Make a verbatim copy of the entries below; pictures stay out.

------ Excerpted records ------

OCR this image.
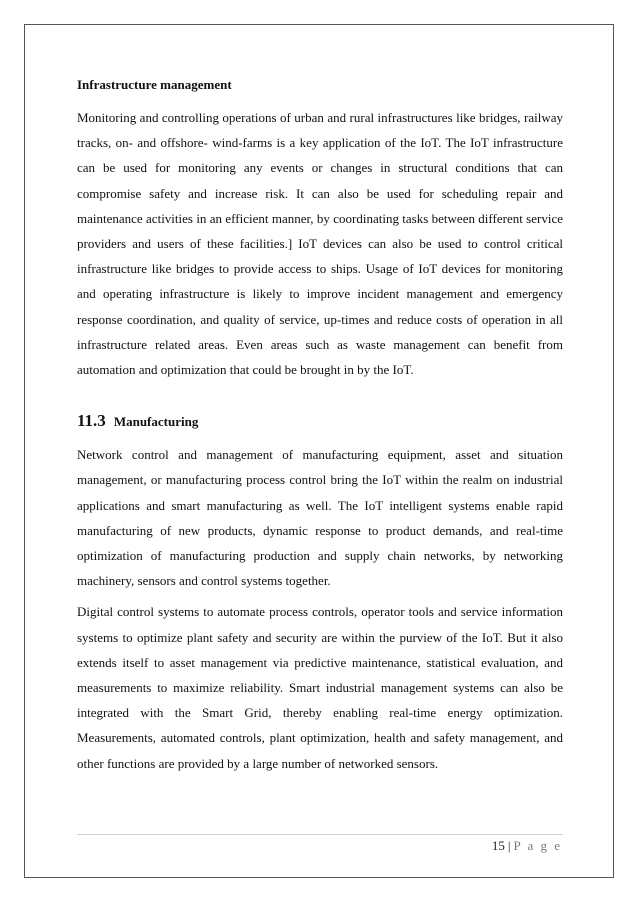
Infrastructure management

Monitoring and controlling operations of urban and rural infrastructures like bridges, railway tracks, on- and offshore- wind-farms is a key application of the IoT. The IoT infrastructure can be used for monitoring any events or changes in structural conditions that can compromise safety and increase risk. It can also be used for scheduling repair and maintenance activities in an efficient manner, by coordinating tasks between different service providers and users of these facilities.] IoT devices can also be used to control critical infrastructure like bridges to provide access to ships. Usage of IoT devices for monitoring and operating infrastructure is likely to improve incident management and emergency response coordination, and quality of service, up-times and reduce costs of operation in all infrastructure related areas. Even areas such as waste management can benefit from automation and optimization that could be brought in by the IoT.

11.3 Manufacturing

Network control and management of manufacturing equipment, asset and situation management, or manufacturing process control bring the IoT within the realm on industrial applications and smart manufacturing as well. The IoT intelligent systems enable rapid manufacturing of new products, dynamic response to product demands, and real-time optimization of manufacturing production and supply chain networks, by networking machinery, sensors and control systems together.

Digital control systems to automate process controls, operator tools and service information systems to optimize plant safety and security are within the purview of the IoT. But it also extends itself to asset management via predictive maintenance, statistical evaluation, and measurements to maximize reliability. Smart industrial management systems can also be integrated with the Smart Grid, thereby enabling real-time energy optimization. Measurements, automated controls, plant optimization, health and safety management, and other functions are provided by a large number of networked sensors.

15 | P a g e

------

_Exercise response_
OCR this image.
Infrastructure management

Monitoring and controlling operations of urban and rural infrastructures like bridges, railway tracks, on- and offshore- wind-farms is a key application of the IoT. The IoT infrastructure can be used for monitoring any events or changes in structural conditions that can compromise safety and increase risk. It can also be used for scheduling repair and maintenance activities in an efficient manner, by coordinating tasks between different service providers and users of these facilities.] IoT devices can also be used to control critical infrastructure like bridges to provide access to ships. Usage of IoT devices for monitoring and operating infrastructure is likely to improve incident management and emergency response coordination, and quality of service, up-times and reduce costs of operation in all infrastructure related areas. Even areas such as waste management can benefit from automation and optimization that could be brought in by the IoT.

11.3 Manufacturing

Network control and management of manufacturing equipment, asset and situation management, or manufacturing process control bring the IoT within the realm on industrial applications and smart manufacturing as well. The IoT intelligent systems enable rapid manufacturing of new products, dynamic response to product demands, and real-time optimization of manufacturing production and supply chain networks, by networking machinery, sensors and control systems together.

Digital control systems to automate process controls, operator tools and service information systems to optimize plant safety and security are within the purview of the IoT. But it also extends itself to asset management via predictive maintenance, statistical evaluation, and measurements to maximize reliability. Smart industrial management systems can also be integrated with the Smart Grid, thereby enabling real-time energy optimization. Measurements, automated controls, plant optimization, health and safety management, and other functions are provided by a large number of networked sensors.

15 | P a g e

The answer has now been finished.